OBJECTIVE:
Search the material for the word "base" and report each line where it turns up.

RECORDS FOR THIS EXERCISE:
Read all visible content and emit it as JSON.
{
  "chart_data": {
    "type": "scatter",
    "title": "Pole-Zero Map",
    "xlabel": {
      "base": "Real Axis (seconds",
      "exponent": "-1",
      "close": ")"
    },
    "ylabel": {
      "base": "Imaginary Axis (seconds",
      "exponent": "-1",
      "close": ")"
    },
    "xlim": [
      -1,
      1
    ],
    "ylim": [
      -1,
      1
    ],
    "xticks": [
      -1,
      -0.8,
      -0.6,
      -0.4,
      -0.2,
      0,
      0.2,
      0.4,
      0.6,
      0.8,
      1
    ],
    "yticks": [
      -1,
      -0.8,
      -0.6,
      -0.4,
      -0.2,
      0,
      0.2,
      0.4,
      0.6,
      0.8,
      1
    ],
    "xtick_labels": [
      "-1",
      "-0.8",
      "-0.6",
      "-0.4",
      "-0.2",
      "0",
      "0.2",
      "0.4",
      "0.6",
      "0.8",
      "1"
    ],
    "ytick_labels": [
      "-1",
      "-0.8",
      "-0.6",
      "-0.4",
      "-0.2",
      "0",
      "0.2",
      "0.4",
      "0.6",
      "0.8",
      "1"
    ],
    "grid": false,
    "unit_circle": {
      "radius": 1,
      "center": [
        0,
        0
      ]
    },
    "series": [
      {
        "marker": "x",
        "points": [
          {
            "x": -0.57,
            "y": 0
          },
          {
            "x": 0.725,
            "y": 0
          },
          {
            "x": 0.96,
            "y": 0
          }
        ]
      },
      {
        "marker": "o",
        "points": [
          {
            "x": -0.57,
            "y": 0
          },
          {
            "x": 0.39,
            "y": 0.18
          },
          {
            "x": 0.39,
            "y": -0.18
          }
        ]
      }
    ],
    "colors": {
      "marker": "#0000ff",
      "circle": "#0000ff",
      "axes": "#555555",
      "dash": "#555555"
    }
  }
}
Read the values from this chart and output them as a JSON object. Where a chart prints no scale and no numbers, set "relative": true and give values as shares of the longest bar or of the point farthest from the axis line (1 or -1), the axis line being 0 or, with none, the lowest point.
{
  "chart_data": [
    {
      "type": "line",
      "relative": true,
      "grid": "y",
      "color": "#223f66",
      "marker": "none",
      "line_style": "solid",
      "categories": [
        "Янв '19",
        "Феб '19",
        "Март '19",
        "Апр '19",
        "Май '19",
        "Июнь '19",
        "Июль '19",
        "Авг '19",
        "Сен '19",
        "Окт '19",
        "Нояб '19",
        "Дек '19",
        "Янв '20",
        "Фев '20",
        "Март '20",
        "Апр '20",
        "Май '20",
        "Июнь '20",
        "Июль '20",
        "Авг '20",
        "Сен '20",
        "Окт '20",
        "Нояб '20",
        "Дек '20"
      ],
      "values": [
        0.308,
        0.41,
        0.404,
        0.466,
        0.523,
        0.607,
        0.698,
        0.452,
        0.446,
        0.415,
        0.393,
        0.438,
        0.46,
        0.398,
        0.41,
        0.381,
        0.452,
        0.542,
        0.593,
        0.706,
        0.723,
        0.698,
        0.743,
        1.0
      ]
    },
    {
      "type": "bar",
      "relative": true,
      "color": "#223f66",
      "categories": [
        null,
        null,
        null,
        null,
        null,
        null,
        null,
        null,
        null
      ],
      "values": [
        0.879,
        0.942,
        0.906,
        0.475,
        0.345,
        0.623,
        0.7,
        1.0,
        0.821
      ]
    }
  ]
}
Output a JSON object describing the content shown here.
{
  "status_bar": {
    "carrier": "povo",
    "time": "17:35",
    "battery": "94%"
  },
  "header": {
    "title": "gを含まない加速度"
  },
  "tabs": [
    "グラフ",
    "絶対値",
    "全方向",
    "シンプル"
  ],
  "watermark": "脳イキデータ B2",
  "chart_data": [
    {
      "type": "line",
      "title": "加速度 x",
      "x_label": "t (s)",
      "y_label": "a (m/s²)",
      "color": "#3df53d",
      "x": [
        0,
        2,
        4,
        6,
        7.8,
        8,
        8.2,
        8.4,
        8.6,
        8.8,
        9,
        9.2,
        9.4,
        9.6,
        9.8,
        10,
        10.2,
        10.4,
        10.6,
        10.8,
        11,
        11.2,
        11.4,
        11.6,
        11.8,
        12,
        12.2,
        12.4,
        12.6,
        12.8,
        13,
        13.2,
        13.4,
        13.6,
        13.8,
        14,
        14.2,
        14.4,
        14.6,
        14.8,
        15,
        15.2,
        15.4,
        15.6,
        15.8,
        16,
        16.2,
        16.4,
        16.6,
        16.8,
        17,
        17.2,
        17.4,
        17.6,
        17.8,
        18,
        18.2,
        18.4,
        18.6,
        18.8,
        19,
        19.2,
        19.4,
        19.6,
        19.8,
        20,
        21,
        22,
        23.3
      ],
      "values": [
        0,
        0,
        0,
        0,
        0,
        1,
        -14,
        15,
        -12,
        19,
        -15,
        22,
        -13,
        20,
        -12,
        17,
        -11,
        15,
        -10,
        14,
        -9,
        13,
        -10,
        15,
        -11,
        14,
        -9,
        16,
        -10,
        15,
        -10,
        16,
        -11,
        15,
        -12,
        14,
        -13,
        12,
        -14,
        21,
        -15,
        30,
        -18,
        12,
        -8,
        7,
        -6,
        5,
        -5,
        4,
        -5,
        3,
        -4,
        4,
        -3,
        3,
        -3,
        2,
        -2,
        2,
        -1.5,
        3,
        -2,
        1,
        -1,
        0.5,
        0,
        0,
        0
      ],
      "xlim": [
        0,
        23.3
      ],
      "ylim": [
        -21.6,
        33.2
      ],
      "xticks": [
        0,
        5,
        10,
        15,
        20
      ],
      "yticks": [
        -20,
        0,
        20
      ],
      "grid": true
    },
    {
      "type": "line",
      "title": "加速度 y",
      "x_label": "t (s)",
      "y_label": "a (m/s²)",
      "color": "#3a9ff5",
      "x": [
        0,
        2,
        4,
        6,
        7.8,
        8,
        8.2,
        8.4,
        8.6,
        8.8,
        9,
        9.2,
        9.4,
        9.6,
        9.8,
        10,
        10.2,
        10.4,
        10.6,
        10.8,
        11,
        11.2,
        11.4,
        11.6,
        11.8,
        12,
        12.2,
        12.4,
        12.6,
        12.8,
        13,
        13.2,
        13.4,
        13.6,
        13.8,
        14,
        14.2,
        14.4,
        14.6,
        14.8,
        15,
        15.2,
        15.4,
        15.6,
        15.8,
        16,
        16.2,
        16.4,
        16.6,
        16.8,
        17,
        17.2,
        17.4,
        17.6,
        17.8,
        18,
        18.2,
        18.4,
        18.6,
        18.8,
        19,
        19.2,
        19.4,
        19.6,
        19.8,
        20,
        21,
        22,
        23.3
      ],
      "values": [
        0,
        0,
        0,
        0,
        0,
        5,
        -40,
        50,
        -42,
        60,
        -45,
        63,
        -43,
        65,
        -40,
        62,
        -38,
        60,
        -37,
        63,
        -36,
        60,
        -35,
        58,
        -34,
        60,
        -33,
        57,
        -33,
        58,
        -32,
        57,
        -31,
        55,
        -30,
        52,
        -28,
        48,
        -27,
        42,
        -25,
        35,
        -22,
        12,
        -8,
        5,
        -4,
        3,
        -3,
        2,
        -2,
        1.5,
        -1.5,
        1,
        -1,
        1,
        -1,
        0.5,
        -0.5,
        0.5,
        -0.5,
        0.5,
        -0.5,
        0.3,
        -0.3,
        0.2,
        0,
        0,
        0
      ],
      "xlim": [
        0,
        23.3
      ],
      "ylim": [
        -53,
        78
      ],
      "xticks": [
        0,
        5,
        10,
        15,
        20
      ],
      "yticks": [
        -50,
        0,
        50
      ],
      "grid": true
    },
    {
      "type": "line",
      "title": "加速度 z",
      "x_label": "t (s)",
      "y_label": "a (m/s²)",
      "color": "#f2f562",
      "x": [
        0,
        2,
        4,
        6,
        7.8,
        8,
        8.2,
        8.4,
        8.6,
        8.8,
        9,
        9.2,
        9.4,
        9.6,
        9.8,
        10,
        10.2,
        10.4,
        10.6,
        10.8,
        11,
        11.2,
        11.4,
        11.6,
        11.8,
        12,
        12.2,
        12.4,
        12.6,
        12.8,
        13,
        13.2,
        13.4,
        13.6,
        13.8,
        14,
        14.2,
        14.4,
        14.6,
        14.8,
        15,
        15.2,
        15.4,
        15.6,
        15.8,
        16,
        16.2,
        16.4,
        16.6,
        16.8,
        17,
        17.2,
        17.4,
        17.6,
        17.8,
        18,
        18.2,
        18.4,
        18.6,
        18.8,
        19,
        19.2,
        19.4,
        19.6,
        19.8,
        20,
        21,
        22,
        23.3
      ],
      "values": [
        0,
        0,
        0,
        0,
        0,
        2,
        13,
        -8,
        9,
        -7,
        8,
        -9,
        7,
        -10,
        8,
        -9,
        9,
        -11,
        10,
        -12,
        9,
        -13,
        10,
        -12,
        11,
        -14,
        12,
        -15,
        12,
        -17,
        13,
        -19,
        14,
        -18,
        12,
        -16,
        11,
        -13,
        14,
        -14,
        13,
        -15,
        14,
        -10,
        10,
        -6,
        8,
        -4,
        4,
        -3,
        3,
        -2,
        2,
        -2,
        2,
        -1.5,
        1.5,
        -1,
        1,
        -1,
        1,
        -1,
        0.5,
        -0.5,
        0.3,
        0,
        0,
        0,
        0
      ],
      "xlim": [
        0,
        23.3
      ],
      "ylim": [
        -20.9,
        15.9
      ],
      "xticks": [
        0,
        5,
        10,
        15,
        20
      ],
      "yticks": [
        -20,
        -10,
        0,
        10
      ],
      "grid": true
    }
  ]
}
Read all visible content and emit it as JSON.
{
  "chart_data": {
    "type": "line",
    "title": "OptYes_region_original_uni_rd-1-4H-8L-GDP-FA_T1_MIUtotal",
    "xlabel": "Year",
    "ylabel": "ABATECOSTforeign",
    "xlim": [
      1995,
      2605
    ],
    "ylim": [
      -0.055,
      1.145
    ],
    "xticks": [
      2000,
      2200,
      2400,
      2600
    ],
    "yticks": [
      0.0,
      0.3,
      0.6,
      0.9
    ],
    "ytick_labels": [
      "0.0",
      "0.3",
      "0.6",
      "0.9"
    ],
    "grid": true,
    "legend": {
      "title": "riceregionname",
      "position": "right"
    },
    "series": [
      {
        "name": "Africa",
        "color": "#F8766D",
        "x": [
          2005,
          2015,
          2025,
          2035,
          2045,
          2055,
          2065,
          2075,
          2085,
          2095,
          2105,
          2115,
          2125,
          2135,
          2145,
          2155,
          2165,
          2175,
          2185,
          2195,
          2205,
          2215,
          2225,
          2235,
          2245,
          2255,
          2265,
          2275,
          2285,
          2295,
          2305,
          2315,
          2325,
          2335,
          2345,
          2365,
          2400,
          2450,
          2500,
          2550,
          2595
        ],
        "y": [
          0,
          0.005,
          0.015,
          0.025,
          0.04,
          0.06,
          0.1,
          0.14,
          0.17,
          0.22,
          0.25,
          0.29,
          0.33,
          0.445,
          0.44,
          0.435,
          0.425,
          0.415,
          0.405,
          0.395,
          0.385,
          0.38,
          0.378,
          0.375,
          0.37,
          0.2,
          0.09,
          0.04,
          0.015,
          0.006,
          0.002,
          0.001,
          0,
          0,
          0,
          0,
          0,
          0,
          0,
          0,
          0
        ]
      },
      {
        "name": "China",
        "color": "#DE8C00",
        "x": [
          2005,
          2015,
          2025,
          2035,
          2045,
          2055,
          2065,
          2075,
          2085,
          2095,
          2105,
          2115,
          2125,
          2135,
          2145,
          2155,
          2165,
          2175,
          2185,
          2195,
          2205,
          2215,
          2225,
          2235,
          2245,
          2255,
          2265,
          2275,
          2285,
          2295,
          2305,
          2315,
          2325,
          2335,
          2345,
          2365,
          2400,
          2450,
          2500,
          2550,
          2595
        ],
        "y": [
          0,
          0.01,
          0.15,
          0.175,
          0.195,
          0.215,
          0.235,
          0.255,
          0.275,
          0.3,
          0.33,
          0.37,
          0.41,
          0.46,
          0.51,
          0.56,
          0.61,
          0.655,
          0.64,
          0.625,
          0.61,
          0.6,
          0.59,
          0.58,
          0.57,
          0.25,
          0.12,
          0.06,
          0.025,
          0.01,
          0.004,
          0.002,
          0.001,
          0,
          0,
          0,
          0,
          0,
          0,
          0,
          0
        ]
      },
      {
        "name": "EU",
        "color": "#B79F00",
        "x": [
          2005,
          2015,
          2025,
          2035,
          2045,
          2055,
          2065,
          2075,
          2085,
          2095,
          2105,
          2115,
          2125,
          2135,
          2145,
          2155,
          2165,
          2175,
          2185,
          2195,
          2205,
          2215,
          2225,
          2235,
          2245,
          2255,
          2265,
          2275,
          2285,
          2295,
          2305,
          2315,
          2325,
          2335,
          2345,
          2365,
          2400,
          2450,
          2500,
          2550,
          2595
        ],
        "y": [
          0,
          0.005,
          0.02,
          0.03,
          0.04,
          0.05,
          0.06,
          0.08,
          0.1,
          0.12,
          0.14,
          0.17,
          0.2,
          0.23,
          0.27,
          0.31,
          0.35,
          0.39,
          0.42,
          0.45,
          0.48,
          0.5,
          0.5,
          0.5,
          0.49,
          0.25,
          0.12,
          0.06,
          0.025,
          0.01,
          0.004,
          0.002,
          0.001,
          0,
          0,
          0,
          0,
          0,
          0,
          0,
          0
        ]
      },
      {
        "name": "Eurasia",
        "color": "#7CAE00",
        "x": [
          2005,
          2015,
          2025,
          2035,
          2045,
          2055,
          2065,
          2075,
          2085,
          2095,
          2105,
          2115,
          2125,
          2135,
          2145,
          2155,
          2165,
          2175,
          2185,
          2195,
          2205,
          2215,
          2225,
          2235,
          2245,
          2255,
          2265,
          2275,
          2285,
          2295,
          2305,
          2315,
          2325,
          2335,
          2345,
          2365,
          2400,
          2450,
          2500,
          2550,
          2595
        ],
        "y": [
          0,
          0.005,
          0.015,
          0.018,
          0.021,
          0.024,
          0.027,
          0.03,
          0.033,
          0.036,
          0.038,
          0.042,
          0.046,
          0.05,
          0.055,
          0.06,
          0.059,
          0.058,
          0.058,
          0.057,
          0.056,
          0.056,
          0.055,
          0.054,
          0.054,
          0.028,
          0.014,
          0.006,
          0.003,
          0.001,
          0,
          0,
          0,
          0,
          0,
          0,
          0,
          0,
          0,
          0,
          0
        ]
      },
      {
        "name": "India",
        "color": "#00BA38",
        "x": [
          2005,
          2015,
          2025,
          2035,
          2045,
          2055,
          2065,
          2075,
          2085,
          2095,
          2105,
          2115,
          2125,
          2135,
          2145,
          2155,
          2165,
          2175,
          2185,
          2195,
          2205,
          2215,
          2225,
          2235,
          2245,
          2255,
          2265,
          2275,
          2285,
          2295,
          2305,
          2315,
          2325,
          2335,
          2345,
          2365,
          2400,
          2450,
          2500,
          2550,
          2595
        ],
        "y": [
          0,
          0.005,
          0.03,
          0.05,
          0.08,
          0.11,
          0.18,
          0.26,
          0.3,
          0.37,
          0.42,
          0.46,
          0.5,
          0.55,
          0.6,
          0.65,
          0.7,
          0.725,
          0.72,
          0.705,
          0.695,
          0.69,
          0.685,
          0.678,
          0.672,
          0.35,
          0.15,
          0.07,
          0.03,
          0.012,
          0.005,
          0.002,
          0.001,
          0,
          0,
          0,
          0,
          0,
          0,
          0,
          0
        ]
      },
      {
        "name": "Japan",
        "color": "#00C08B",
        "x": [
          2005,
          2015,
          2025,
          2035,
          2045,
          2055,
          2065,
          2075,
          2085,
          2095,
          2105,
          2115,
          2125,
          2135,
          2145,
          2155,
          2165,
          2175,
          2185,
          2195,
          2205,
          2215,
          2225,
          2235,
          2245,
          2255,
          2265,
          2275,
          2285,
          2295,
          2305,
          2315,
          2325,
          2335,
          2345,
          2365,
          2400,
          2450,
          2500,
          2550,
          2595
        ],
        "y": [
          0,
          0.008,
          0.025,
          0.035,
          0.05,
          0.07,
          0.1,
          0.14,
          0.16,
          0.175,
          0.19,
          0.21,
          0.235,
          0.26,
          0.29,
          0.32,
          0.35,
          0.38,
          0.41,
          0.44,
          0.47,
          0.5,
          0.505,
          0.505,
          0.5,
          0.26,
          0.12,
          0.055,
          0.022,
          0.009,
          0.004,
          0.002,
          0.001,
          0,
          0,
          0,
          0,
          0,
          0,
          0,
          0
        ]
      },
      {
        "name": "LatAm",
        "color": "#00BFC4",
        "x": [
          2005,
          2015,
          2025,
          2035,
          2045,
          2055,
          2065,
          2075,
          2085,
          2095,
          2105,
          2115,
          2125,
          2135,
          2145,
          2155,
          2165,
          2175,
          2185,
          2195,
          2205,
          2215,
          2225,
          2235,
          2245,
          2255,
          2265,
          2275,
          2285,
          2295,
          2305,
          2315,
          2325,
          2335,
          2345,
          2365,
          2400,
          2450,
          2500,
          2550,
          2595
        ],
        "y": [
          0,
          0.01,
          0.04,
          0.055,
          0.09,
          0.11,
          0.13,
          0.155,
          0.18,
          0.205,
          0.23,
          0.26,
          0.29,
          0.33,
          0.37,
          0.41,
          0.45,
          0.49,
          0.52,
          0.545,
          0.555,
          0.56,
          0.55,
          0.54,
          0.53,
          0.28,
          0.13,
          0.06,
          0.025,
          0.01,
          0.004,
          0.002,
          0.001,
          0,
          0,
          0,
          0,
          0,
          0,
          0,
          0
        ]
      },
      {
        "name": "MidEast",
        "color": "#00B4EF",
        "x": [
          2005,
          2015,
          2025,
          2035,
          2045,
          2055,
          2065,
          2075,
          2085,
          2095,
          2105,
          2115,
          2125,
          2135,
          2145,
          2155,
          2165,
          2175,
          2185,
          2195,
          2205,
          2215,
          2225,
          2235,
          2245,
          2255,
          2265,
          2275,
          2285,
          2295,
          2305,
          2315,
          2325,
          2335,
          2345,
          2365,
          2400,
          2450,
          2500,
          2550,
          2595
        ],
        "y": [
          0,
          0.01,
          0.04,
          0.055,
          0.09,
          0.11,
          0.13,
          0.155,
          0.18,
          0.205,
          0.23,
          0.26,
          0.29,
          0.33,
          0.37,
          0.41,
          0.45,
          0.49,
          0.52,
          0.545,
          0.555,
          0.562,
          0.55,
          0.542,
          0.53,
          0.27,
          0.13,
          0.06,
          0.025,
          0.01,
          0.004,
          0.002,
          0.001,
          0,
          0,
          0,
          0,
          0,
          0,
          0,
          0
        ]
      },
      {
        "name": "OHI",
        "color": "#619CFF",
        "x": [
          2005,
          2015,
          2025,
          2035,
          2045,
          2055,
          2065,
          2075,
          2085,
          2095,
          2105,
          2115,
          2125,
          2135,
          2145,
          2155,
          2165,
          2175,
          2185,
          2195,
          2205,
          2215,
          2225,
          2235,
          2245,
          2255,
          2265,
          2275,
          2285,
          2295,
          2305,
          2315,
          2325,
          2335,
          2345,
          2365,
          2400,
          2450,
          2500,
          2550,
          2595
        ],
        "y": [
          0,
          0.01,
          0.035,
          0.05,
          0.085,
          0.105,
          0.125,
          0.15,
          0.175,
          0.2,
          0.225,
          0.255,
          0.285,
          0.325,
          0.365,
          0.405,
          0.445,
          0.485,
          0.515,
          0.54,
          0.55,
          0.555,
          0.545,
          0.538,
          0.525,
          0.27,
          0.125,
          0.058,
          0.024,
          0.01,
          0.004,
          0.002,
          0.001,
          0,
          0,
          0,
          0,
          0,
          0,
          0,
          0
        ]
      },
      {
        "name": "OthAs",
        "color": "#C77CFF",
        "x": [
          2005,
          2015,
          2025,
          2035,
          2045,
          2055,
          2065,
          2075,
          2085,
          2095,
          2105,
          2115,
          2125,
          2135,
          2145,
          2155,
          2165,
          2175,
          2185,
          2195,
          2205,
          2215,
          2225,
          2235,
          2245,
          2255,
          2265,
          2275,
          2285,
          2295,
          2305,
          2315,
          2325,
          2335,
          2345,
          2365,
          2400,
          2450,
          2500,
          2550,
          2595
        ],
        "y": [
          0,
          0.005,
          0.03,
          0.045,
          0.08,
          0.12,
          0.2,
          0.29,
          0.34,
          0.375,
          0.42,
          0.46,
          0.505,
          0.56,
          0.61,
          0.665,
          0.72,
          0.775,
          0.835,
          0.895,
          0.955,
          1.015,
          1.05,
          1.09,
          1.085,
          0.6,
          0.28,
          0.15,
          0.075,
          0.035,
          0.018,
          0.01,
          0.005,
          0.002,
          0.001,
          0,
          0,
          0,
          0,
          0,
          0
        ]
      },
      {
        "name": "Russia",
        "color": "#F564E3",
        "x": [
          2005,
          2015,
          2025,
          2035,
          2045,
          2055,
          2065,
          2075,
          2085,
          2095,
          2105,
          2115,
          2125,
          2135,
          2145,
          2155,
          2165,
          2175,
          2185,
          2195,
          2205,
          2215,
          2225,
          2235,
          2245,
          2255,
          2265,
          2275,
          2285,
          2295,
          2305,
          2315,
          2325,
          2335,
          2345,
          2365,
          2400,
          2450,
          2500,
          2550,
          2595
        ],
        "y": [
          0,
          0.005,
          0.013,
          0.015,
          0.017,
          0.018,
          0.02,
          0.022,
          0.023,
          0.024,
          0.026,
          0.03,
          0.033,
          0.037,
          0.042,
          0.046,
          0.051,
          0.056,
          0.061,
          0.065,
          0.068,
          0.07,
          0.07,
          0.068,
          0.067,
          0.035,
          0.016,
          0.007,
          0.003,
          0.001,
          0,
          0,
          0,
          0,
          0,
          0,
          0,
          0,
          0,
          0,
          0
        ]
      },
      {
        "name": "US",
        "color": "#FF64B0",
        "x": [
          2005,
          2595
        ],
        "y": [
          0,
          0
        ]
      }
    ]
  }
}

WRITTEN SOLUTION:
      "base": "Real Axis (seconds",
      "base": "Imaginary Axis (seconds",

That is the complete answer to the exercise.